> _GIVEN TEXT_:
------
Environmental Action
- Formation: 1970
- Dissolved: November 1996
- Location: Washington, D.C., Boston, MA;
- Members: 22,000 (1979)

= Environmental Action =

Organization

Environmental Action is a 501(c)(4) non-profit environmental advocacy organization in the United States. Founded in 1970 by environmental activists at the first Earth Day, it operated until 1996 but was then rebooted in 2012 as part of the Public Interest Network, a family of non-profit organizations that includes the Public Interest Research Group, Environment America, Green Corps and others.

Environmental Action developed the original "Dirty Dozen", a list of members of Congress with poor records on environmental issues. Begun in 1970, it ran annually until 1996 in partnership with the League of Conservation Voters. The group also advocated for Richard Nixon to support the Clean Air Act of 1970, the Clean Water Act, and the Endangered Species Act.
------
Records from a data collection

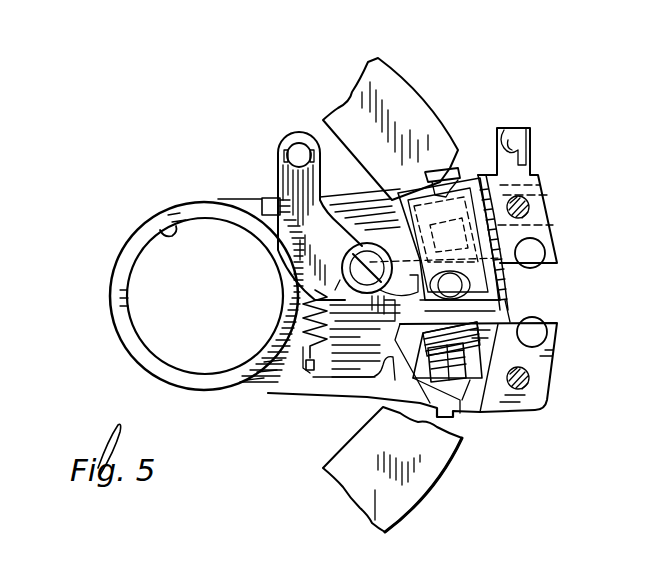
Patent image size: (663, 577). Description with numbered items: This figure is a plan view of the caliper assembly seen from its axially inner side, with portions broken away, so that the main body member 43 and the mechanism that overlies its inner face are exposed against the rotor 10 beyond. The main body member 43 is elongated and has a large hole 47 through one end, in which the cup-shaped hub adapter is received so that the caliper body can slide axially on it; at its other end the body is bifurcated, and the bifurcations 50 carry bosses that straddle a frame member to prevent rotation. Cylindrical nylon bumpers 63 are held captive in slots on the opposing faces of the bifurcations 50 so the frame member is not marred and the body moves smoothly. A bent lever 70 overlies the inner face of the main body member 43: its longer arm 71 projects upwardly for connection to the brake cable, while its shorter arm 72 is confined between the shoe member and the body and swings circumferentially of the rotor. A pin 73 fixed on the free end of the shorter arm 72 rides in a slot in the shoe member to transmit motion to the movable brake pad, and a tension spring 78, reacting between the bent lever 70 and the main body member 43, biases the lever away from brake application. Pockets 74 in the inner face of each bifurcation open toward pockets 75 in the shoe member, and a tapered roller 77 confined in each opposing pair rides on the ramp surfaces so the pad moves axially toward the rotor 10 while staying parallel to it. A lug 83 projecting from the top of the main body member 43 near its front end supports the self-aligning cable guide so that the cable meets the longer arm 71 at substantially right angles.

The rotor 10 is at (415, 67).
The main body member 43 is at (305, 392).
The hole 47 is at (162, 232).
The bifurcations 50 is at (503, 246).
The bumpers 63 is at (532, 253).
The bent lever 70 is at (303, 125).
The longer arm 71 is at (291, 194).
The shorter arm 72 is at (392, 322).
The pin 73 is at (460, 241).
The pockets 74 is at (478, 415).
The pockets 75 is at (552, 240).
The tapered roller 77 is at (440, 368).
The tension spring 78 is at (328, 336).
The lug 83 is at (515, 125).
------
> _TASKS FOR THIS EXERCISE_:
[1] Answer the following from the text on Environmental Action, one answer per line:
(a) How many members did the organization have in 1979?
(b) In what year was the organization rebooted?
(c) With which organization was the "Dirty Dozen" run in partnership?
[2] Render this sentence from the text on Environmental Action into Spanish: "Environmental Action developed the original "Dirty Dozen", a list of members of Congress with poor records on environmental issues."
[3] Proceed with the text on Environmental Action, beginning immediately after its final sentence.
The data are not required for any of the work that concerns the Environmental Action text.

> _FINAL RESULTS_:
[1]
(a) 22,000
(b) 2012
(c) The League of Conservation Voters

[2] Environmental Action elaboró la "Dirty Dozen" original, una lista de miembros del Congreso con historiales deficientes en asuntos ambientales.

[3]
==Overview==

Environmental Action, a national ecological organization that grew from the enthusiasm of Earth Day in 1970, combined political activism and grassroots organizing with an experimental egalitarian staff structure. Because of this, it was considered among the most radical of the national environmental groups. Based in Washington, D.C., Environmental Action used education and advocacy to create innovative media campaigns and score legislative victories. Operational from 1970 to 1996, the organization spawned dozens of activists who went on to play significant roles across the environmental and social change movements. After its demise, the name was later resurrected by a different entity.

Environmental Action, previously known as Environmental Teach-In, was launched on April 21, 1970, the day before the first Earth Day. It was made up of young activists influenced both by America's pollution crisis and by the anti-war movement of the 1960s. In its founding statement, Environmental Action pledged to focus attention on poor people, African-Americans, anti-war groups, workers and the 1970 Congressional elections. The staff went from organizing Earth Day into lobbying for political change on Capitol Hill, advocating for meaningful new environmental laws and pressing for corporate reform through media efforts and demonstrations.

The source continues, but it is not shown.